▶ Set exercise
Wherever a line holds the word "this", copy that line out.

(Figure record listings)
....

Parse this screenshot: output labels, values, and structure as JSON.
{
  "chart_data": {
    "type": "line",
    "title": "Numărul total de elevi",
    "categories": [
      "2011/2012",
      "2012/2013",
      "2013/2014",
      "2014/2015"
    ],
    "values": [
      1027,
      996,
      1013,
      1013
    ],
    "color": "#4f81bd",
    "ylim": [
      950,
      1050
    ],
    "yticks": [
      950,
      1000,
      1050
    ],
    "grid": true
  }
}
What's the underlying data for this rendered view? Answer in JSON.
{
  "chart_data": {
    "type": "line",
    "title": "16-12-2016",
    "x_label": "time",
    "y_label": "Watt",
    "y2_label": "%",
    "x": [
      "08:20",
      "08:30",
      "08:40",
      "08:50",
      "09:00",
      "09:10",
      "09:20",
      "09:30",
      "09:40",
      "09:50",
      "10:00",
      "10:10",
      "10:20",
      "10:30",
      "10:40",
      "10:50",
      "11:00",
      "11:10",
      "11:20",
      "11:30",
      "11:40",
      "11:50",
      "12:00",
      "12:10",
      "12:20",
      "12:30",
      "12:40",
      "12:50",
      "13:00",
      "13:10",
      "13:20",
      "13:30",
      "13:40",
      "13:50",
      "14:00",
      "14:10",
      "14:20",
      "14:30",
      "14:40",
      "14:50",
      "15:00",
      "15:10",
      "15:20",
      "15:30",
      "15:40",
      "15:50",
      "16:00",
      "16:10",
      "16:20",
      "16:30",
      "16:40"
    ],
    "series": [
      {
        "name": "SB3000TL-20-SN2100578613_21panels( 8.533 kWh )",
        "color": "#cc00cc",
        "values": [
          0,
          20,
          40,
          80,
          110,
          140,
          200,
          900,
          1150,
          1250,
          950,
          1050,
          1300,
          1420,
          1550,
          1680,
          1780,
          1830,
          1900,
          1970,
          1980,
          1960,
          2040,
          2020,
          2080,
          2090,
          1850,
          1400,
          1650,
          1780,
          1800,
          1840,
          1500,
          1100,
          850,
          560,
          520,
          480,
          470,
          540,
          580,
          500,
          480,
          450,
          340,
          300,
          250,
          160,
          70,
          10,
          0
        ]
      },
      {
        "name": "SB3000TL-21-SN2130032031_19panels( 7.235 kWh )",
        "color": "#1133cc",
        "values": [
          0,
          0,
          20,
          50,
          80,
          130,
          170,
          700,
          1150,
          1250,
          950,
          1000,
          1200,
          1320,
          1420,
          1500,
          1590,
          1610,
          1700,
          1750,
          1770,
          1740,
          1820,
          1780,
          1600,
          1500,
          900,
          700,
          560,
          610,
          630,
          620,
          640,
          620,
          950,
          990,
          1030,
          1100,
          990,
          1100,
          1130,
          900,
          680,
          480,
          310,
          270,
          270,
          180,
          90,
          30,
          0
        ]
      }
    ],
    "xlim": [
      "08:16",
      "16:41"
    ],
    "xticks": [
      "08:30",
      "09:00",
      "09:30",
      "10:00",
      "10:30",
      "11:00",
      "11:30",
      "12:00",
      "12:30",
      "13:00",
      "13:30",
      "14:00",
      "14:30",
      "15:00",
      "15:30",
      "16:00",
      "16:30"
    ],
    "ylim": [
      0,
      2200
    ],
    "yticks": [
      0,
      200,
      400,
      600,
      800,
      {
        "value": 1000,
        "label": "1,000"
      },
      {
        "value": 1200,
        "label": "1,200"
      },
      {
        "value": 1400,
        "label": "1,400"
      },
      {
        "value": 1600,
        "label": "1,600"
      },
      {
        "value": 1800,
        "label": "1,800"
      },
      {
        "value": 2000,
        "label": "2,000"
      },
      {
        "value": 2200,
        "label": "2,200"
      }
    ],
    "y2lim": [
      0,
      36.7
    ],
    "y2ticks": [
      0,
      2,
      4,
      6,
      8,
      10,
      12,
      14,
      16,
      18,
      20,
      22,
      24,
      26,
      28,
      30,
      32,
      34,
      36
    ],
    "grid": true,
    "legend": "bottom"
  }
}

....

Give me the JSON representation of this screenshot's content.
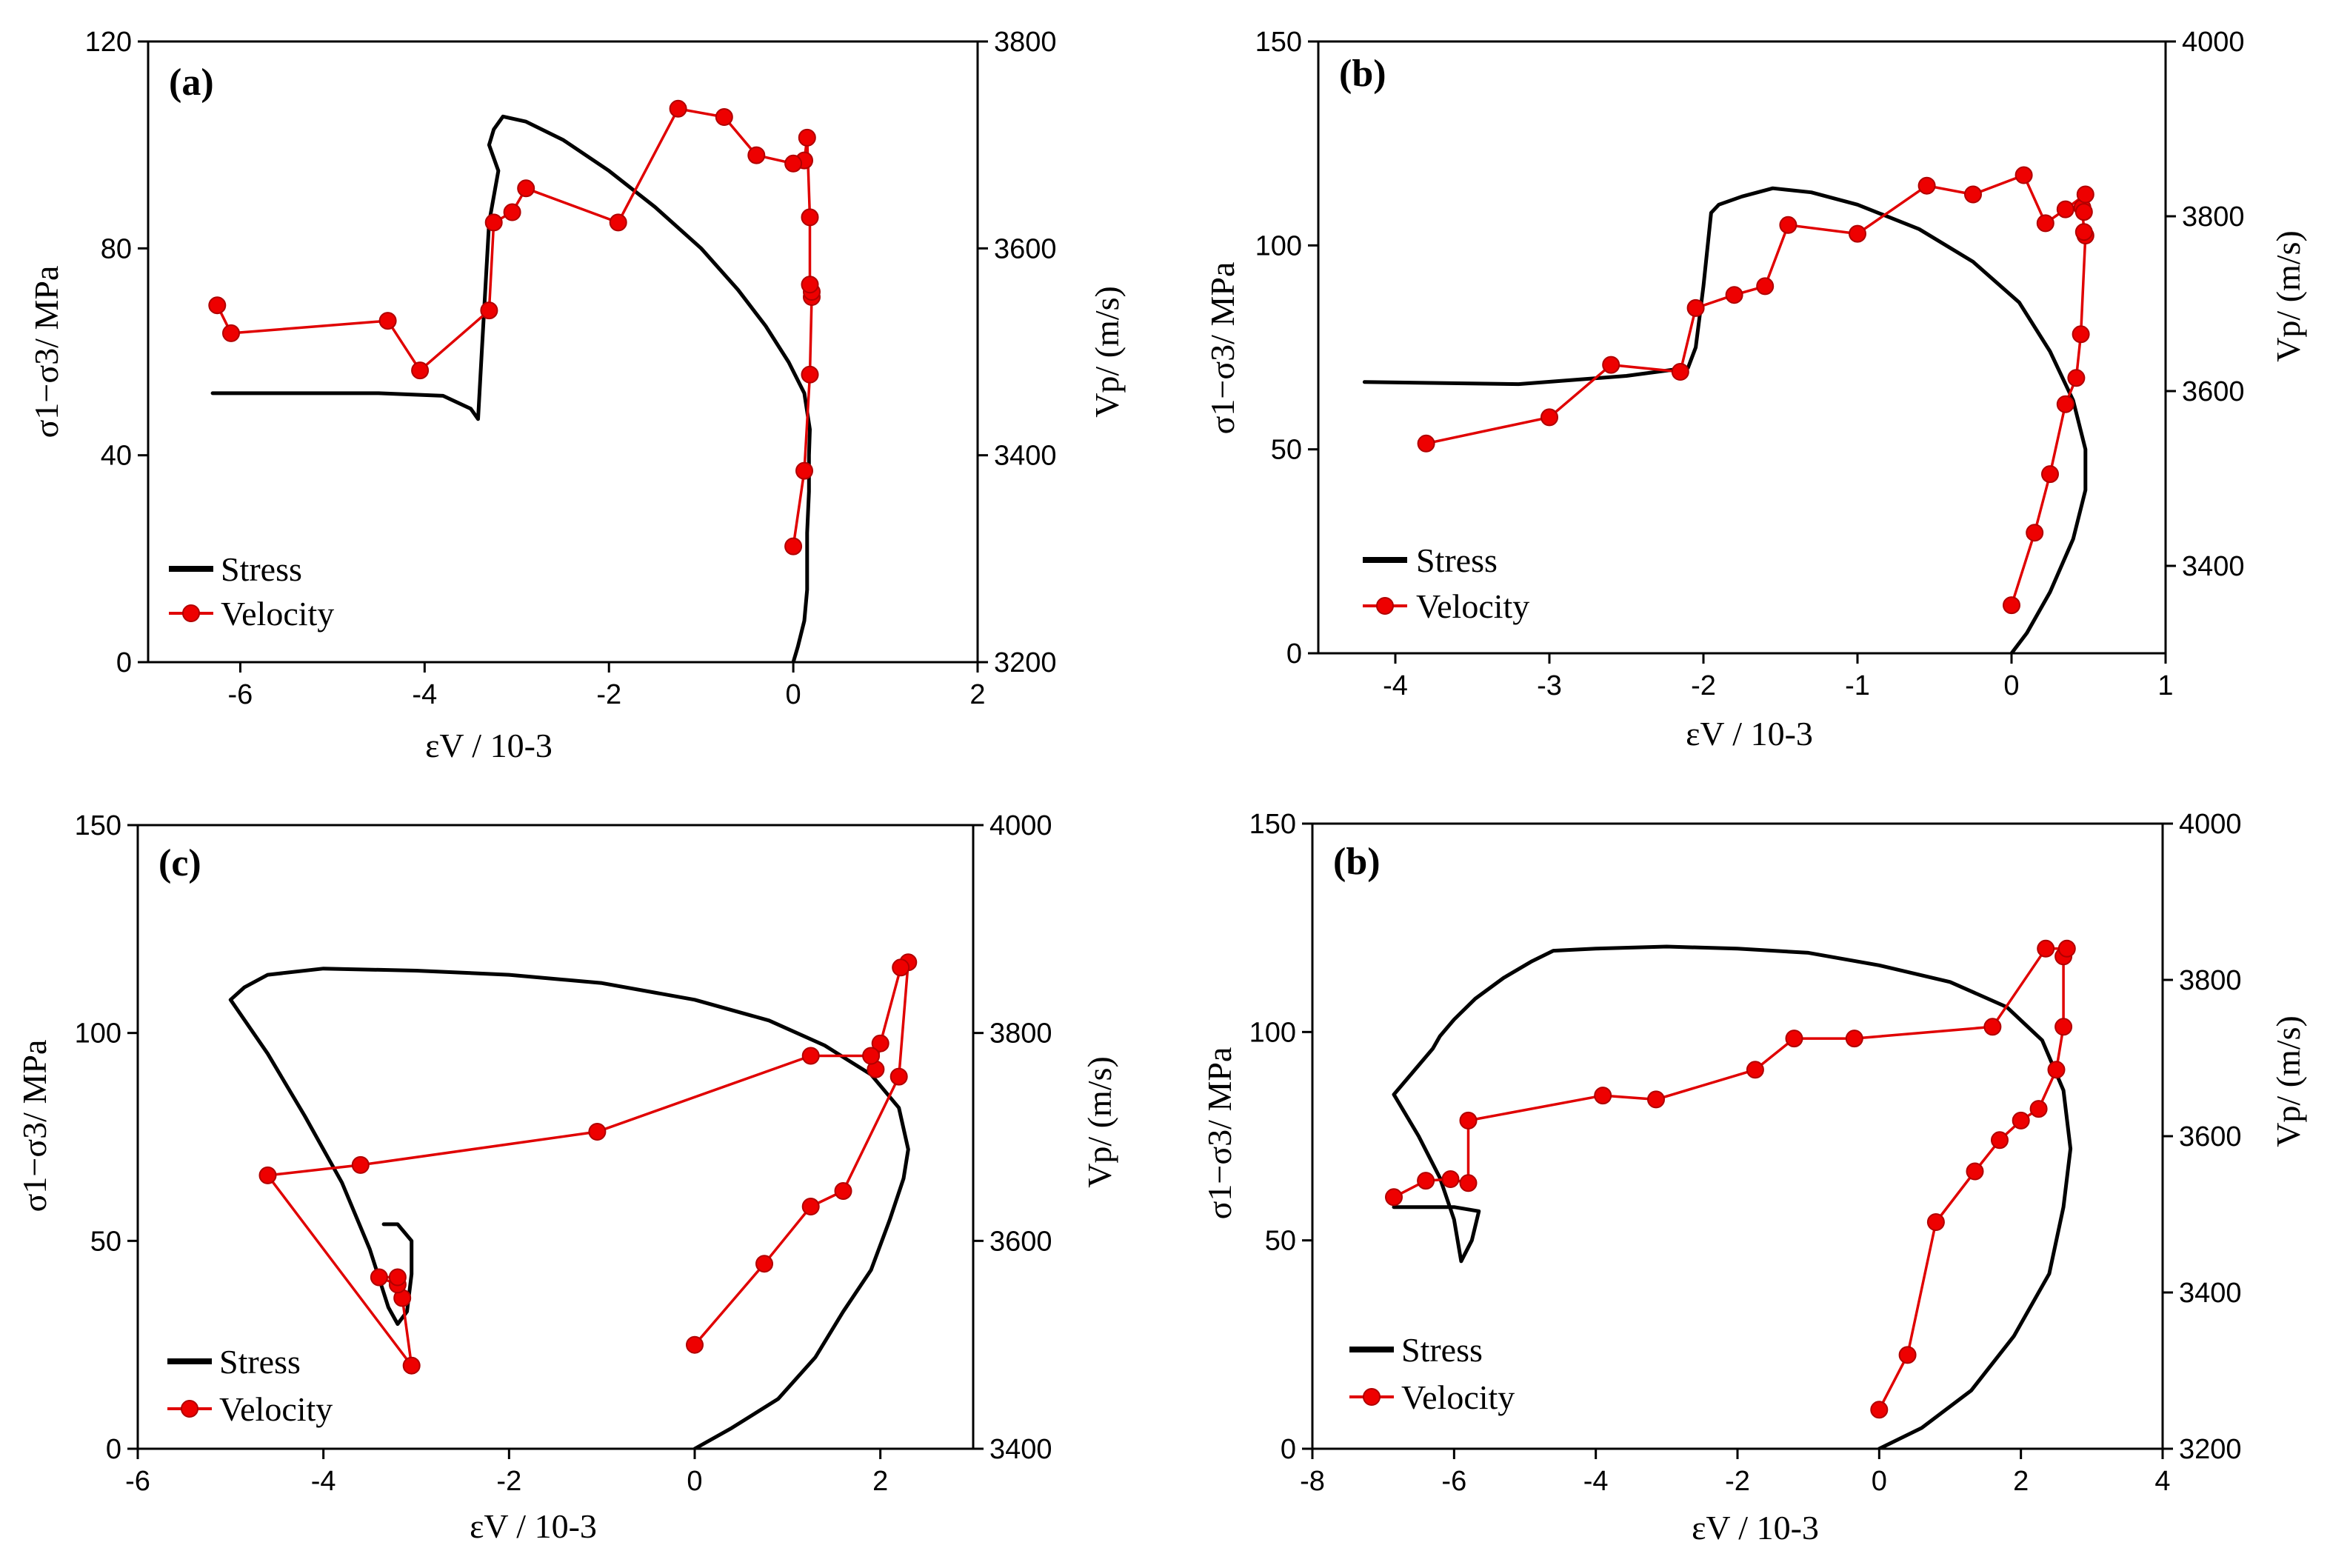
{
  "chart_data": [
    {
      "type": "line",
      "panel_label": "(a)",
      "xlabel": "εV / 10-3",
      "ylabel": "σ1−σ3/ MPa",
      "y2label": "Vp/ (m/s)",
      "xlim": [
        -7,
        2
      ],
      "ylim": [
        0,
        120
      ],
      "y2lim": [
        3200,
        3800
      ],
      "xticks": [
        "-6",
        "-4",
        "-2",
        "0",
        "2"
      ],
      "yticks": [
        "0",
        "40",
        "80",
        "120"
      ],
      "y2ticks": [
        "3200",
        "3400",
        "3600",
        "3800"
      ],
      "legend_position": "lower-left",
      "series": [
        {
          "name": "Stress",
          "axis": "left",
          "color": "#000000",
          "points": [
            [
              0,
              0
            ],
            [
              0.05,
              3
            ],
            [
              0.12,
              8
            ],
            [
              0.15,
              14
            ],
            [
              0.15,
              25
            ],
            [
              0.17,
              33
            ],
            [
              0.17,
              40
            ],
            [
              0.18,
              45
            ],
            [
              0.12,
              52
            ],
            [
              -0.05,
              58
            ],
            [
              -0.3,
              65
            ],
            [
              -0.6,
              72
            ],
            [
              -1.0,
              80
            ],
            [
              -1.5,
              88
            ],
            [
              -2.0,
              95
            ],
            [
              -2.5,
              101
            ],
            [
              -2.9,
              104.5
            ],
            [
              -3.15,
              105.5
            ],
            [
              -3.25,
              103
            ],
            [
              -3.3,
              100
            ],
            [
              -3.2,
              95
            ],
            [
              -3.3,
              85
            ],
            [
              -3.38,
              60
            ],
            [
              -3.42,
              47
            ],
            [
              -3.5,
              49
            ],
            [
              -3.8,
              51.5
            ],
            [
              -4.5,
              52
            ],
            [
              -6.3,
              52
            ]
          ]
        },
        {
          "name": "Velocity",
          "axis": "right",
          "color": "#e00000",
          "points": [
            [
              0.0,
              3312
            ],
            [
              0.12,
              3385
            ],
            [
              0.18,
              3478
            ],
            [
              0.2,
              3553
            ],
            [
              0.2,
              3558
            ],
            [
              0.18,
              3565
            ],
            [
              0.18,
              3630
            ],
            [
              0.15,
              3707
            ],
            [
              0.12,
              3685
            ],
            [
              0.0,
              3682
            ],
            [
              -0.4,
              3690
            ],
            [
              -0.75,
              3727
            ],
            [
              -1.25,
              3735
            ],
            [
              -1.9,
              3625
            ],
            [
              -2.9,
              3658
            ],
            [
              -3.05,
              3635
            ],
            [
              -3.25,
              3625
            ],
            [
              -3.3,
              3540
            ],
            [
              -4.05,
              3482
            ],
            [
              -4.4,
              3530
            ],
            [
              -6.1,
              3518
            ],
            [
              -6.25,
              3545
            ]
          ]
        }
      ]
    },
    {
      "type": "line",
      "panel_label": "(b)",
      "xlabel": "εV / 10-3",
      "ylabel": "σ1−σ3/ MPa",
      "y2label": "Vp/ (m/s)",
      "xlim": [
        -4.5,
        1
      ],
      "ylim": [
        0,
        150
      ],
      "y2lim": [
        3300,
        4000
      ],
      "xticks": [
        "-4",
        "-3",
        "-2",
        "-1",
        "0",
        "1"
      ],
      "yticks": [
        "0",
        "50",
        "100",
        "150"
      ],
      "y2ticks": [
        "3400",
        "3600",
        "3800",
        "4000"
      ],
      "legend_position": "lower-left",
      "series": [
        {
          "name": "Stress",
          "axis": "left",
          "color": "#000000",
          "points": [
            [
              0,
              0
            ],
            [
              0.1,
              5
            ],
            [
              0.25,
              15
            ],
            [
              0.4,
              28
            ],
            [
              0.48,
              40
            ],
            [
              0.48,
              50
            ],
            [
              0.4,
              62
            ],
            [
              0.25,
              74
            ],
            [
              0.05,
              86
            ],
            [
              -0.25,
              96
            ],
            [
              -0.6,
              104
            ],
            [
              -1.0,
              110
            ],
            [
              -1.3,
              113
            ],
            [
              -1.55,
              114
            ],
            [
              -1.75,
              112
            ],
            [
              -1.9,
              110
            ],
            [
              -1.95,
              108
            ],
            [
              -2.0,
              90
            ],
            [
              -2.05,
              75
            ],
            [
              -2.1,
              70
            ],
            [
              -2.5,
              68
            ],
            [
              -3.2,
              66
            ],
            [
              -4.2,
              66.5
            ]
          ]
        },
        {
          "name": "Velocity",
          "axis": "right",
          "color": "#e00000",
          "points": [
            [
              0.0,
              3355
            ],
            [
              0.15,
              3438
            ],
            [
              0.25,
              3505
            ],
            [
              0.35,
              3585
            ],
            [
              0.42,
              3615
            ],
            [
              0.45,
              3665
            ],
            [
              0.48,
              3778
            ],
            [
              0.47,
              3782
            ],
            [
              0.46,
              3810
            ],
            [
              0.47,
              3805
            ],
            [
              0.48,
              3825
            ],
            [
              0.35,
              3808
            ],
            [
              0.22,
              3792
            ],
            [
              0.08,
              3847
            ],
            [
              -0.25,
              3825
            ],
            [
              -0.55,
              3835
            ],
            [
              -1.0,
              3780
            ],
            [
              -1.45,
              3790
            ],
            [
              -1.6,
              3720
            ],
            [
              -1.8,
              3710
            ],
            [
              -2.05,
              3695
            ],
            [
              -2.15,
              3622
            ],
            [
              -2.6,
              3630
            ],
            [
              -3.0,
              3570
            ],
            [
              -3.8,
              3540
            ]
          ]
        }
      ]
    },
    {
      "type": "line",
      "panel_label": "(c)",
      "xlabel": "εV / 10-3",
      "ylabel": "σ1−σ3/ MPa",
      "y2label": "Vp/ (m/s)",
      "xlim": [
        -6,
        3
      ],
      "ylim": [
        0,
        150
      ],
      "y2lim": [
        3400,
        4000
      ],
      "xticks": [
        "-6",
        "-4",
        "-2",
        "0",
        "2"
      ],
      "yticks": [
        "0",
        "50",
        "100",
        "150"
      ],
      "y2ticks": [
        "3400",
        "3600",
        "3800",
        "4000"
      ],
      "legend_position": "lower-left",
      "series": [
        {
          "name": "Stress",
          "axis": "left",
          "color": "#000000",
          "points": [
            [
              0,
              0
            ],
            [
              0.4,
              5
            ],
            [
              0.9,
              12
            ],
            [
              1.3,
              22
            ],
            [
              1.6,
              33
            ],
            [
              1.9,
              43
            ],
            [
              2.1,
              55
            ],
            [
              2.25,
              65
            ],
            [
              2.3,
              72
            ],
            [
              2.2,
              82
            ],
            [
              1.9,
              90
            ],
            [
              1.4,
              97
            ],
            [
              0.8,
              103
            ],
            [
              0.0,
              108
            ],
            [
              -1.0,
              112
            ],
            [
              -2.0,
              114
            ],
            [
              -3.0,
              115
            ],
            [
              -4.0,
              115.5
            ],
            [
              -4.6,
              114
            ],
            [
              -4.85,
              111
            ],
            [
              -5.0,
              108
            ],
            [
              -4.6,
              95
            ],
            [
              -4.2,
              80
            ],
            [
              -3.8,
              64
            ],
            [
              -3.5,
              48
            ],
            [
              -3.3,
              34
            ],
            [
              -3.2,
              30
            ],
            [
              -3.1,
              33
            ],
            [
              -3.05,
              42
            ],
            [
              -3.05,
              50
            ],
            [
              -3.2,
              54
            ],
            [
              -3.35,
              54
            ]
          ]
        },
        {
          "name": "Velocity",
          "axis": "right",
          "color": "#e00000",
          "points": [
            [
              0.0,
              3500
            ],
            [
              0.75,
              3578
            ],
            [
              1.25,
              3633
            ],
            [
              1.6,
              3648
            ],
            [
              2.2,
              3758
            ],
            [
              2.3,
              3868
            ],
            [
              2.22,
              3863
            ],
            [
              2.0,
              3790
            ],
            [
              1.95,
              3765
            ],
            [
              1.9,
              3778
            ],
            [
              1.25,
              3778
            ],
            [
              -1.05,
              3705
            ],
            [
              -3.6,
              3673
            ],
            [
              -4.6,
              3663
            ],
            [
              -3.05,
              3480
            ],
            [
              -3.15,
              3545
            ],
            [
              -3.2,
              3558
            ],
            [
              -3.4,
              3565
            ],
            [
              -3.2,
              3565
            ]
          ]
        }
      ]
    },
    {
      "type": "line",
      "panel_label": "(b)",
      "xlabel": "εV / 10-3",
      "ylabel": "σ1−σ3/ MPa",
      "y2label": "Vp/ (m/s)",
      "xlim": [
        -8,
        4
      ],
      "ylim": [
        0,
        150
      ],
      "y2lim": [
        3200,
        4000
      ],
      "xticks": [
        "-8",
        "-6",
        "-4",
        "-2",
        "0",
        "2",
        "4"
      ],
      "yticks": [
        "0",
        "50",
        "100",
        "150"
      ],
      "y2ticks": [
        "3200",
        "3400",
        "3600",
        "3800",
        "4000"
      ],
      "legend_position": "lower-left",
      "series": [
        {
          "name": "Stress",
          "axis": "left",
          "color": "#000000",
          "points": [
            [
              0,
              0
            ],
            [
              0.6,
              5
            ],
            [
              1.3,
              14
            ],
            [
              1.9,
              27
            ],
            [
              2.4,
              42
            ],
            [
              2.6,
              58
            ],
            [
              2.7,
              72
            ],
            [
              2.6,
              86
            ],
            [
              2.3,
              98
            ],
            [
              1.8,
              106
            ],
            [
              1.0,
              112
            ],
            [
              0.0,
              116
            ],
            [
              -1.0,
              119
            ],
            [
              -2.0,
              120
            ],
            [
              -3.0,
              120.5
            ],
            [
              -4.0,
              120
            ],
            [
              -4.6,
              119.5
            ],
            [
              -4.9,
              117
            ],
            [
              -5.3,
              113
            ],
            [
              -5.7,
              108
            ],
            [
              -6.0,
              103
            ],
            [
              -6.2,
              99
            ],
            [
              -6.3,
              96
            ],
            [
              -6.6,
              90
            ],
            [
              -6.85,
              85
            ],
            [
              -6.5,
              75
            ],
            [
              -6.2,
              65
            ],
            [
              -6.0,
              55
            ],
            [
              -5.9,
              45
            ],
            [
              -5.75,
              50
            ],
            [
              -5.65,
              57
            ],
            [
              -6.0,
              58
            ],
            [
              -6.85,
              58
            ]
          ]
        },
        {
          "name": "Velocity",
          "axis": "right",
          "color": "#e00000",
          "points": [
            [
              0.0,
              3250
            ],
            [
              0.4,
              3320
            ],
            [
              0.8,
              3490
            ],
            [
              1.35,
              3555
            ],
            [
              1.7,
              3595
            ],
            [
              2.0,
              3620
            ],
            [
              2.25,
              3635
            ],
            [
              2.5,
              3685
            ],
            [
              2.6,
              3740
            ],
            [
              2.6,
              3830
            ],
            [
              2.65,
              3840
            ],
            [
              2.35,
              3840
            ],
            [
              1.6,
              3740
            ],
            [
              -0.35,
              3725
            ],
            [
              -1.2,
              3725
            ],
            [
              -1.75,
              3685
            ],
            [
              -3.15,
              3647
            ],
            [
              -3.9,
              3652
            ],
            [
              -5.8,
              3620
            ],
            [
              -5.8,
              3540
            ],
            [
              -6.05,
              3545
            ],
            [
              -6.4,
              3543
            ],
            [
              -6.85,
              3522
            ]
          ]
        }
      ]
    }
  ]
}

....

▶ Reply to the task
Parse this screenshot: output labels, values, and structure as JSON.
What's the underlying data for this rendered view? Answer in JSON.
Give me the JSON representation of this screenshot's content.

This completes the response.